(Excerpted passage)
>> START
Whenever you design high availability for a service, you should take into account both the common considerations (that apply to any cloud service) as well as specific opportunities for your service. We’ll be talking about what we’ve done beyond the basics.

Guiding Principles

We developed the following high availability principles for our service:

  1. Treat availability like security.
  2. Practice defense-in-depth. 
  3. Use your Content Delivery Network (CDN) as a full partner to protect your service.
  4. Design failover mechanisms for service unavailability.
  5. Overprovision as a standing defense.
  6. Be ready to quickly add capacity when you need it.
  7. Use proportional provisioning to balance overprovisioning and cost.
  8. Regularly profile load and tune service allocation.
  9. Consider the impact of availability decisions on other areas such as latency.
  10. Invest in alerting, and avoid the extremes of false alarms and unawareness.
  11. Don’t rely on standing defenses: respond to attacks.
  12. Optimize your service for maximum efficiency.
  13. Commit to ongoing innovation and continuous improvement.

Delivering the Web Platform

30 million people visit www.twitch.tv on a typical day. Sage’s job is to serve up index.html. That sounds pretty simple, but Sage also supports canary releases, A/B testing, policy enforcement, and search engine metadata retrieval. If Sage fails to do its job, the user doesn’t reach Twitch and can’t enjoy live video, chat and everything else Twitch offers. Therefore, we care about high availability for Sage because you only get one chance to make a first impression. 

Let’s define some metrics. We’re measuring availability as the error-free rate of the Sage service load balancers, reported weekly. A related metric is deliverability, the error-free rate from CDN to browser. Availability measures the service, while deliverability measures the actual customer experience.
>> END
(Tasks and exercises)
1) Summarize the passage on high availability for Sage in two sentences.
2) Output the passage on high availability for Sage from "Guiding Principles" up to and including "tune service allocation.".
3) Write the next part of the passage on high availability for Sage, picking up after its final sentence.

[Layout annotation data]
>> START
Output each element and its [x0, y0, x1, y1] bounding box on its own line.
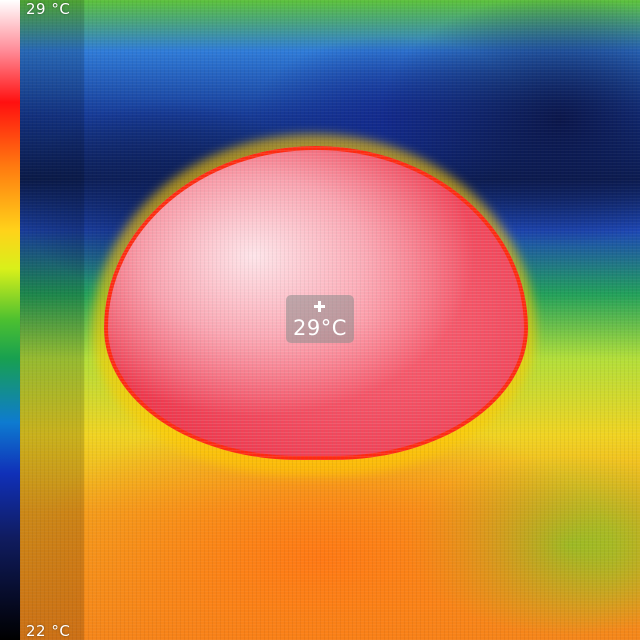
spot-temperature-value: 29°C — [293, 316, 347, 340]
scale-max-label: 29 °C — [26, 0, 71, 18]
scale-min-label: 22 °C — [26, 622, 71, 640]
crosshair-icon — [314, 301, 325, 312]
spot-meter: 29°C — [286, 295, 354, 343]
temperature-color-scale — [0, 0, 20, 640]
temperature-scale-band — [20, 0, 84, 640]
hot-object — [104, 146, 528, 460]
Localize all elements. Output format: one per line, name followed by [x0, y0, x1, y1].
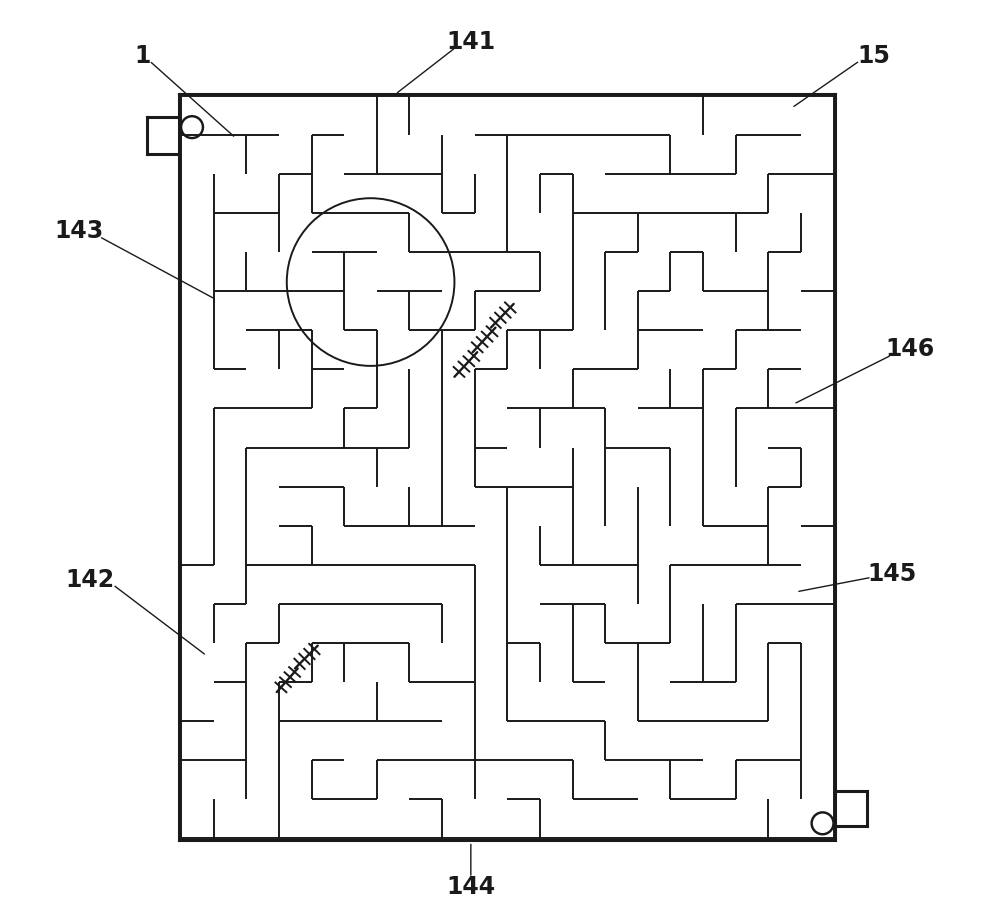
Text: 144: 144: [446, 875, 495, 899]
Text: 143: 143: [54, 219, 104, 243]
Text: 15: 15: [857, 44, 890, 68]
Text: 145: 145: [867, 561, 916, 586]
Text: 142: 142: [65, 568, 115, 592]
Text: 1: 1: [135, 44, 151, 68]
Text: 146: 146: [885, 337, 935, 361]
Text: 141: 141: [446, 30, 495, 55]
>> END
(Responses per task)
1) The passage lists thirteen high availability principles, among them treating availability like security, using the CDN as a full partner, overprovisioning as a standing defense, and responding to attacks instead of relying on standing defenses. It applies them to Sage, which serves index.html to the 30 million people who visit www.twitch.tv on a typical day, and it measures availability as the error-free rate of Sage's load balancers and deliverability as the error-free rate from CDN to browser.

2)
Guiding Principles

We developed the following high availability principles for our service:

  1. Treat availability like security.
  2. Practice defense-in-depth. 
  3. Use your Content Delivery Network (CDN) as a full partner to protect your service.
  4. Design failover mechanisms for service unavailability.
  5. Overprovision as a standing defense.
  6. Be ready to quickly add capacity when you need it.
  7. Use proportional provisioning to balance overprovisioning and cost.
  8. Regularly profile load and tune service allocation.

3)
Sage runs in over a dozen AWS data centers around the world, fronted by hundreds of CDN points-of-presence. Last year, it came to our attention that Sage’s availability had dropped slightly below 99.9% one day in March. 3 9s of availability is a minimum expectation of all critical Twitch services. When that happened a second time, we took the short-term action of tripling servers in the affected regions while we performed a deep analysis and decided what to do on a long-term basis. 

Our analysis revealed several opportunities for improvement, and our engineers proposed a number of innovative ideas for increasing resilience they had either prototyped or were eager to try. We believed we could obtain an order of magnitude improvement, and proceeded to develop next-generation availability defenses for Sage.

Threat Modeling: Treating Availability like Security

The chart below shows what a denial of service attack on Sage looks like in one region: a burst of requests that are multiples of normal load. Distributed denial-of-service (DDOS) attacks hit multiple regions simultaneously. Surges due to a popular event can last hours or even days. 

Sage Requests during a Denial of Service attack

Not all availability threats are hostile. Traffic can increase for perfectly innocent reasons, like growth, or surge during an unanticipated, wildly popular, event. Regardless of intent, a challenge to availability means war! 

Medieval castles are a good analogy for visualizing availability defenses, so we’ll be relating our principles to castle defense. While that might seem more appropriate for a security discussion, you can’t separate availability from security, and many tools for security design work equally well for availability. Chief among them is threat modeling: We first work backwards from service disruptions, identifying what can cause or contribute to a failure. Then we design mitigations for those vulnerabilities.

Defense-in-Depth: Multiple Layers of Defense

Castles practiced defense-in-depth, the technique of layering multiple layers of defense to wear down and demoralize attackers. Some of the defenses were obvious, like the high, thick stone castle walls. As attackers made it past one formidable defense, they ran into another one. Penetrating a castle meant overcoming an overwhelming number of defenses that could include natural features, the surrounding town, moat, drawbridge, portcullis, archers, battlements, murder holes, outer walls, inner walls, and the keep tower. Defense-in-depth was effective in medieval times, and it remains a respected defense strategy today.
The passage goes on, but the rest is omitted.